§ SET PROBLEM
Could you write out every record below exactly, leaving out any pictures?

Figure data in JSON:

+ + + + +

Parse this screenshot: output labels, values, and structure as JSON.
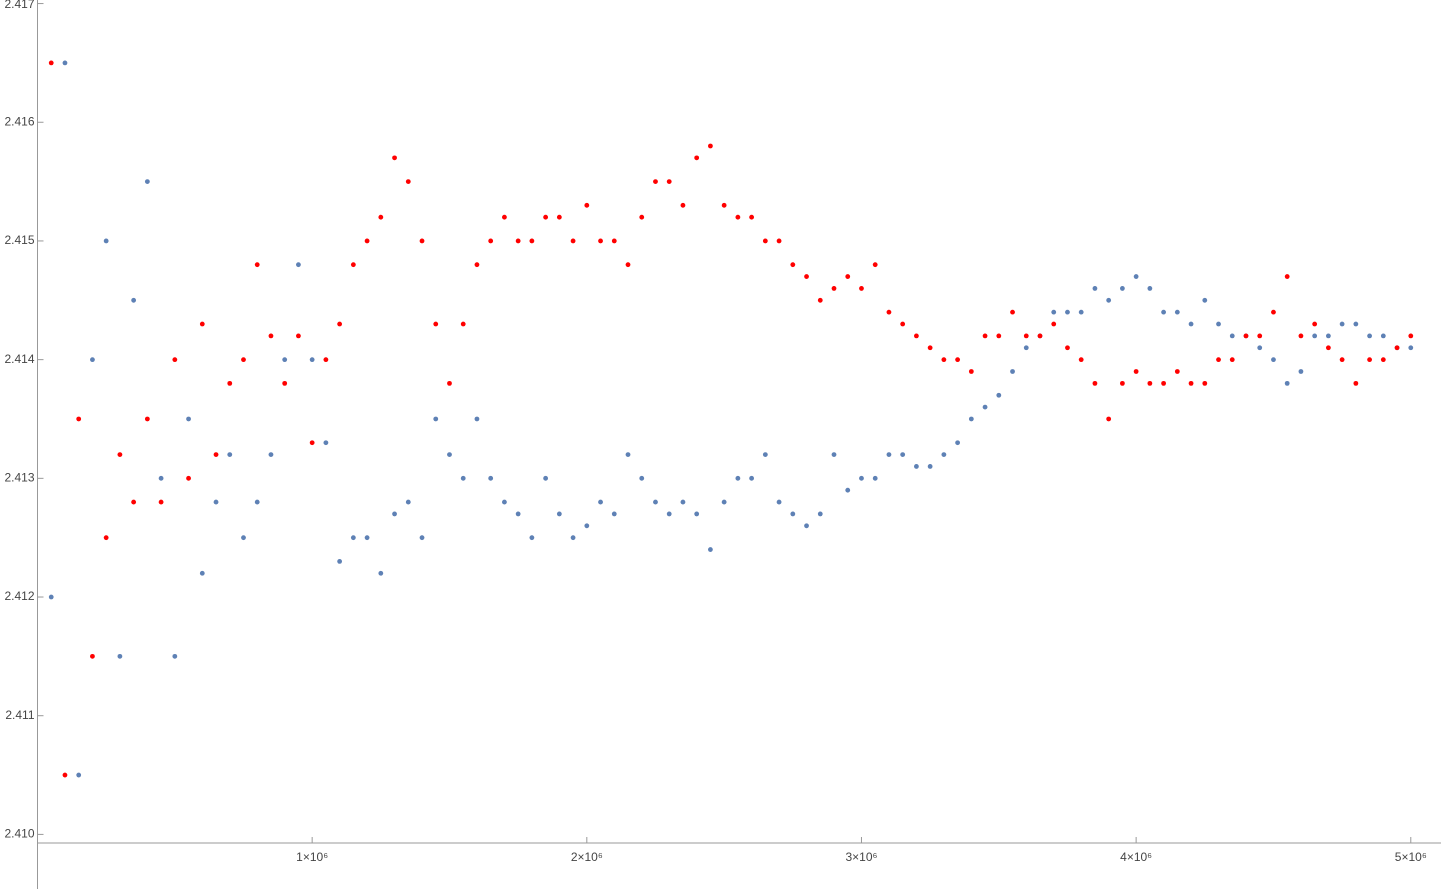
{
  "chart_data": {
    "type": "scatter",
    "x": [
      50000,
      100000,
      150000,
      200000,
      250000,
      300000,
      350000,
      400000,
      450000,
      500000,
      550000,
      600000,
      650000,
      700000,
      750000,
      800000,
      850000,
      900000,
      950000,
      1000000,
      1050000,
      1100000,
      1150000,
      1200000,
      1250000,
      1300000,
      1350000,
      1400000,
      1450000,
      1500000,
      1550000,
      1600000,
      1650000,
      1700000,
      1750000,
      1800000,
      1850000,
      1900000,
      1950000,
      2000000,
      2050000,
      2100000,
      2150000,
      2200000,
      2250000,
      2300000,
      2350000,
      2400000,
      2450000,
      2500000,
      2550000,
      2600000,
      2650000,
      2700000,
      2750000,
      2800000,
      2850000,
      2900000,
      2950000,
      3000000,
      3050000,
      3100000,
      3150000,
      3200000,
      3250000,
      3300000,
      3350000,
      3400000,
      3450000,
      3500000,
      3550000,
      3600000,
      3650000,
      3700000,
      3750000,
      3800000,
      3850000,
      3900000,
      3950000,
      4000000,
      4050000,
      4100000,
      4150000,
      4200000,
      4250000,
      4300000,
      4350000,
      4400000,
      4450000,
      4500000,
      4550000,
      4600000,
      4650000,
      4700000,
      4750000,
      4800000,
      4850000,
      4900000,
      4950000,
      5000000
    ],
    "series": [
      {
        "color": "#5e81b5",
        "values": [
          2.412,
          2.4165,
          2.4105,
          2.414,
          2.415,
          2.4115,
          2.4145,
          2.4155,
          2.413,
          2.4115,
          2.4135,
          2.4122,
          2.4128,
          2.4132,
          2.4125,
          2.4128,
          2.4132,
          2.414,
          2.4148,
          2.414,
          2.4133,
          2.4123,
          2.4125,
          2.4125,
          2.4122,
          2.4127,
          2.4128,
          2.4125,
          2.4135,
          2.4132,
          2.413,
          2.4135,
          2.413,
          2.4128,
          2.4127,
          2.4125,
          2.413,
          2.4127,
          2.4125,
          2.4126,
          2.4128,
          2.4127,
          2.4132,
          2.413,
          2.4128,
          2.4127,
          2.4128,
          2.4127,
          2.4124,
          2.4128,
          2.413,
          2.413,
          2.4132,
          2.4128,
          2.4127,
          2.4126,
          2.4127,
          2.4132,
          2.4129,
          2.413,
          2.413,
          2.4132,
          2.4132,
          2.4131,
          2.4131,
          2.4132,
          2.4133,
          2.4135,
          2.4136,
          2.4137,
          2.4139,
          2.4141,
          2.4142,
          2.4144,
          2.4144,
          2.4144,
          2.4146,
          2.4145,
          2.4146,
          2.4147,
          2.4146,
          2.4144,
          2.4144,
          2.4143,
          2.4145,
          2.4143,
          2.4142,
          2.4142,
          2.4141,
          2.414,
          2.4138,
          2.4139,
          2.4142,
          2.4142,
          2.4143,
          2.4143,
          2.4142,
          2.4142,
          2.4141,
          2.4141
        ]
      },
      {
        "color": "#ff0000",
        "values": [
          2.4165,
          2.4105,
          2.4135,
          2.4115,
          2.4125,
          2.4132,
          2.4128,
          2.4135,
          2.4128,
          2.414,
          2.413,
          2.4143,
          2.4132,
          2.4138,
          2.414,
          2.4148,
          2.4142,
          2.4138,
          2.4142,
          2.4133,
          2.414,
          2.4143,
          2.4148,
          2.415,
          2.4152,
          2.4157,
          2.4155,
          2.415,
          2.4143,
          2.4138,
          2.4143,
          2.4148,
          2.415,
          2.4152,
          2.415,
          2.415,
          2.4152,
          2.4152,
          2.415,
          2.4153,
          2.415,
          2.415,
          2.4148,
          2.4152,
          2.4155,
          2.4155,
          2.4153,
          2.4157,
          2.4158,
          2.4153,
          2.4152,
          2.4152,
          2.415,
          2.415,
          2.4148,
          2.4147,
          2.4145,
          2.4146,
          2.4147,
          2.4146,
          2.4148,
          2.4144,
          2.4143,
          2.4142,
          2.4141,
          2.414,
          2.414,
          2.4139,
          2.4142,
          2.4142,
          2.4144,
          2.4142,
          2.4142,
          2.4143,
          2.4141,
          2.414,
          2.4138,
          2.4135,
          2.4138,
          2.4139,
          2.4138,
          2.4138,
          2.4139,
          2.4138,
          2.4138,
          2.414,
          2.414,
          2.4142,
          2.4142,
          2.4144,
          2.4147,
          2.4142,
          2.4143,
          2.4141,
          2.414,
          2.4138,
          2.414,
          2.414,
          2.4141,
          2.4142
        ]
      }
    ],
    "xlim": [
      0,
      5110000
    ],
    "ylim": [
      2.40954,
      2.41703
    ],
    "xticks": [
      {
        "value": 1000000,
        "label": "1×10⁶"
      },
      {
        "value": 2000000,
        "label": "2×10⁶"
      },
      {
        "value": 3000000,
        "label": "3×10⁶"
      },
      {
        "value": 4000000,
        "label": "4×10⁶"
      },
      {
        "value": 5000000,
        "label": "5×10⁶"
      }
    ],
    "yticks": [
      {
        "value": 2.41,
        "label": "2.410"
      },
      2.411,
      2.412,
      2.413,
      2.414,
      2.415,
      2.416,
      2.417
    ],
    "grid": false
  }
}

+ + + + +

§ RESULT OF THE TASK
Parse this screenshot: output labels, values, and structure as JSON.
{
  "chart_data": {
    "type": "scatter",
    "x": [
      50000,
      100000,
      150000,
      200000,
      250000,
      300000,
      350000,
      400000,
      450000,
      500000,
      550000,
      600000,
      650000,
      700000,
      750000,
      800000,
      850000,
      900000,
      950000,
      1000000,
      1050000,
      1100000,
      1150000,
      1200000,
      1250000,
      1300000,
      1350000,
      1400000,
      1450000,
      1500000,
      1550000,
      1600000,
      1650000,
      1700000,
      1750000,
      1800000,
      1850000,
      1900000,
      1950000,
      2000000,
      2050000,
      2100000,
      2150000,
      2200000,
      2250000,
      2300000,
      2350000,
      2400000,
      2450000,
      2500000,
      2550000,
      2600000,
      2650000,
      2700000,
      2750000,
      2800000,
      2850000,
      2900000,
      2950000,
      3000000,
      3050000,
      3100000,
      3150000,
      3200000,
      3250000,
      3300000,
      3350000,
      3400000,
      3450000,
      3500000,
      3550000,
      3600000,
      3650000,
      3700000,
      3750000,
      3800000,
      3850000,
      3900000,
      3950000,
      4000000,
      4050000,
      4100000,
      4150000,
      4200000,
      4250000,
      4300000,
      4350000,
      4400000,
      4450000,
      4500000,
      4550000,
      4600000,
      4650000,
      4700000,
      4750000,
      4800000,
      4850000,
      4900000,
      4950000,
      5000000
    ],
    "series": [
      {
        "color": "#5e81b5",
        "values": [
          2.412,
          2.4165,
          2.4105,
          2.414,
          2.415,
          2.4115,
          2.4145,
          2.4155,
          2.413,
          2.4115,
          2.4135,
          2.4122,
          2.4128,
          2.4132,
          2.4125,
          2.4128,
          2.4132,
          2.414,
          2.4148,
          2.414,
          2.4133,
          2.4123,
          2.4125,
          2.4125,
          2.4122,
          2.4127,
          2.4128,
          2.4125,
          2.4135,
          2.4132,
          2.413,
          2.4135,
          2.413,
          2.4128,
          2.4127,
          2.4125,
          2.413,
          2.4127,
          2.4125,
          2.4126,
          2.4128,
          2.4127,
          2.4132,
          2.413,
          2.4128,
          2.4127,
          2.4128,
          2.4127,
          2.4124,
          2.4128,
          2.413,
          2.413,
          2.4132,
          2.4128,
          2.4127,
          2.4126,
          2.4127,
          2.4132,
          2.4129,
          2.413,
          2.413,
          2.4132,
          2.4132,
          2.4131,
          2.4131,
          2.4132,
          2.4133,
          2.4135,
          2.4136,
          2.4137,
          2.4139,
          2.4141,
          2.4142,
          2.4144,
          2.4144,
          2.4144,
          2.4146,
          2.4145,
          2.4146,
          2.4147,
          2.4146,
          2.4144,
          2.4144,
          2.4143,
          2.4145,
          2.4143,
          2.4142,
          2.4142,
          2.4141,
          2.414,
          2.4138,
          2.4139,
          2.4142,
          2.4142,
          2.4143,
          2.4143,
          2.4142,
          2.4142,
          2.4141,
          2.4141
        ]
      },
      {
        "color": "#ff0000",
        "values": [
          2.4165,
          2.4105,
          2.4135,
          2.4115,
          2.4125,
          2.4132,
          2.4128,
          2.4135,
          2.4128,
          2.414,
          2.413,
          2.4143,
          2.4132,
          2.4138,
          2.414,
          2.4148,
          2.4142,
          2.4138,
          2.4142,
          2.4133,
          2.414,
          2.4143,
          2.4148,
          2.415,
          2.4152,
          2.4157,
          2.4155,
          2.415,
          2.4143,
          2.4138,
          2.4143,
          2.4148,
          2.415,
          2.4152,
          2.415,
          2.415,
          2.4152,
          2.4152,
          2.415,
          2.4153,
          2.415,
          2.415,
          2.4148,
          2.4152,
          2.4155,
          2.4155,
          2.4153,
          2.4157,
          2.4158,
          2.4153,
          2.4152,
          2.4152,
          2.415,
          2.415,
          2.4148,
          2.4147,
          2.4145,
          2.4146,
          2.4147,
          2.4146,
          2.4148,
          2.4144,
          2.4143,
          2.4142,
          2.4141,
          2.414,
          2.414,
          2.4139,
          2.4142,
          2.4142,
          2.4144,
          2.4142,
          2.4142,
          2.4143,
          2.4141,
          2.414,
          2.4138,
          2.4135,
          2.4138,
          2.4139,
          2.4138,
          2.4138,
          2.4139,
          2.4138,
          2.4138,
          2.414,
          2.414,
          2.4142,
          2.4142,
          2.4144,
          2.4147,
          2.4142,
          2.4143,
          2.4141,
          2.414,
          2.4138,
          2.414,
          2.414,
          2.4141,
          2.4142
        ]
      }
    ],
    "xlim": [
      0,
      5110000
    ],
    "ylim": [
      2.40954,
      2.41703
    ],
    "xticks": [
      {
        "value": 1000000,
        "label": "1×10⁶"
      },
      {
        "value": 2000000,
        "label": "2×10⁶"
      },
      {
        "value": 3000000,
        "label": "3×10⁶"
      },
      {
        "value": 4000000,
        "label": "4×10⁶"
      },
      {
        "value": 5000000,
        "label": "5×10⁶"
      }
    ],
    "yticks": [
      {
        "value": 2.41,
        "label": "2.410"
      },
      2.411,
      2.412,
      2.413,
      2.414,
      2.415,
      2.416,
      2.417
    ],
    "grid": false
  }
}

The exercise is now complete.